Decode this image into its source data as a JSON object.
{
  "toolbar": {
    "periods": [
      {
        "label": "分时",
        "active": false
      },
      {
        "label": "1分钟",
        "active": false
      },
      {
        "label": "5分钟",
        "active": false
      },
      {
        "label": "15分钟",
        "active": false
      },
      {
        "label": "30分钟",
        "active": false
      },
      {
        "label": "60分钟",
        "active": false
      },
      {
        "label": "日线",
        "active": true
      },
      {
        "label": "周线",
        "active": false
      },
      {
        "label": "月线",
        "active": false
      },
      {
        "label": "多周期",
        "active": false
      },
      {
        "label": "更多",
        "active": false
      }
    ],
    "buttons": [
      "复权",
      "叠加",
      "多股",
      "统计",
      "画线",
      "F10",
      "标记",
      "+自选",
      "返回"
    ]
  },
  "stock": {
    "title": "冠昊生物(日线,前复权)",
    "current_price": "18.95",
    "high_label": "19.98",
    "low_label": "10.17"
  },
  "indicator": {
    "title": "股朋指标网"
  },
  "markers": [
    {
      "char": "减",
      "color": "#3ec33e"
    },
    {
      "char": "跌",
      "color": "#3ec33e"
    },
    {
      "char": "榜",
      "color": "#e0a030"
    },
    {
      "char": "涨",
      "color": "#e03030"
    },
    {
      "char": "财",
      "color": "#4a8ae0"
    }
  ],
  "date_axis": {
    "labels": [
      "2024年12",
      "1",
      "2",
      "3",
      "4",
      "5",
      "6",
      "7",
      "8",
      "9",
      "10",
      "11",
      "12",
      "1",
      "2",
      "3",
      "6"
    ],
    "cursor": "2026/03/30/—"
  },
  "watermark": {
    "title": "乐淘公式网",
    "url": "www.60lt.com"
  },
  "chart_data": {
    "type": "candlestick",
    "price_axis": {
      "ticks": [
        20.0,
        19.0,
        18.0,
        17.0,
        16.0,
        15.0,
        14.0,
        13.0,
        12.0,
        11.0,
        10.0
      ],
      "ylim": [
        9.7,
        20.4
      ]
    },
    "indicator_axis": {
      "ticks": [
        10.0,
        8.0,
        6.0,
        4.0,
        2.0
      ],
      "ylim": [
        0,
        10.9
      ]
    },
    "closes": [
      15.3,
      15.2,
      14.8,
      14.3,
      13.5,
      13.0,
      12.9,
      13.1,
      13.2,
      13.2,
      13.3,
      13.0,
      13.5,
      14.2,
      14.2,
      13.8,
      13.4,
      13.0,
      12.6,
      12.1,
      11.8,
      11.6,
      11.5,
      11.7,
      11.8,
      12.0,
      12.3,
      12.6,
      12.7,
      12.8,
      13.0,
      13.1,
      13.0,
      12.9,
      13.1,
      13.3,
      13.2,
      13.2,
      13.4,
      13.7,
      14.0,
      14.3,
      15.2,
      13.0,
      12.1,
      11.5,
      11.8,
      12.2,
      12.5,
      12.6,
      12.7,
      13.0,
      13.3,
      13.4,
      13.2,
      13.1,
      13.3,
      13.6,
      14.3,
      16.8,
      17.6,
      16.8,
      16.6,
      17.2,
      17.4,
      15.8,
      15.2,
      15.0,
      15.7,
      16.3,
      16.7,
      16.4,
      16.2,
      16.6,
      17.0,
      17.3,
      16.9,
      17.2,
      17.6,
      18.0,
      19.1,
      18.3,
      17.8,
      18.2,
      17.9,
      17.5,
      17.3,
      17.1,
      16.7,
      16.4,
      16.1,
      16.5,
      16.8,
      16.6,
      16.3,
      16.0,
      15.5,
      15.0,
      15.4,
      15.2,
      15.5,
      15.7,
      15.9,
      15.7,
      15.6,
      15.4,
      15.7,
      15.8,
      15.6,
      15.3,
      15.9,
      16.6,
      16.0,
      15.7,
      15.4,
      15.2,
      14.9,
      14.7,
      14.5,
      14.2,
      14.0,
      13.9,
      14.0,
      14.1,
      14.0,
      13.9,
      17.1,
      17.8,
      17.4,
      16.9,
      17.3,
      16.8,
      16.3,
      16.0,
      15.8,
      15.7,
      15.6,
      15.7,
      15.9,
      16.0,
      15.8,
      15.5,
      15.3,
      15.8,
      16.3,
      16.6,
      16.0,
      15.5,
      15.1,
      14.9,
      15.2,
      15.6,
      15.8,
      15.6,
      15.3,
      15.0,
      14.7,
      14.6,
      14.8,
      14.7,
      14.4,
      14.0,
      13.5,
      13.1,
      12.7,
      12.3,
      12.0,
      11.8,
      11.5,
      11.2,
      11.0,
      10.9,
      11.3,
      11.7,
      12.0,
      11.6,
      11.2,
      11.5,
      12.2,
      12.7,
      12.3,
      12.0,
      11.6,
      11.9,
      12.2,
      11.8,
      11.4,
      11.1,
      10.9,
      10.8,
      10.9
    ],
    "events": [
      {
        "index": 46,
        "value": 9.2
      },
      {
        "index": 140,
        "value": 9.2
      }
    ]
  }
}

#### [EXERCISE GOAL]
Copy, from the material, each line that holds the string "title".

#### [COMPLETE ANSWER]
    "title": "冠昊生物(日线,前复权)",
    "title": "股朋指标网"
    "title": "乐淘公式网",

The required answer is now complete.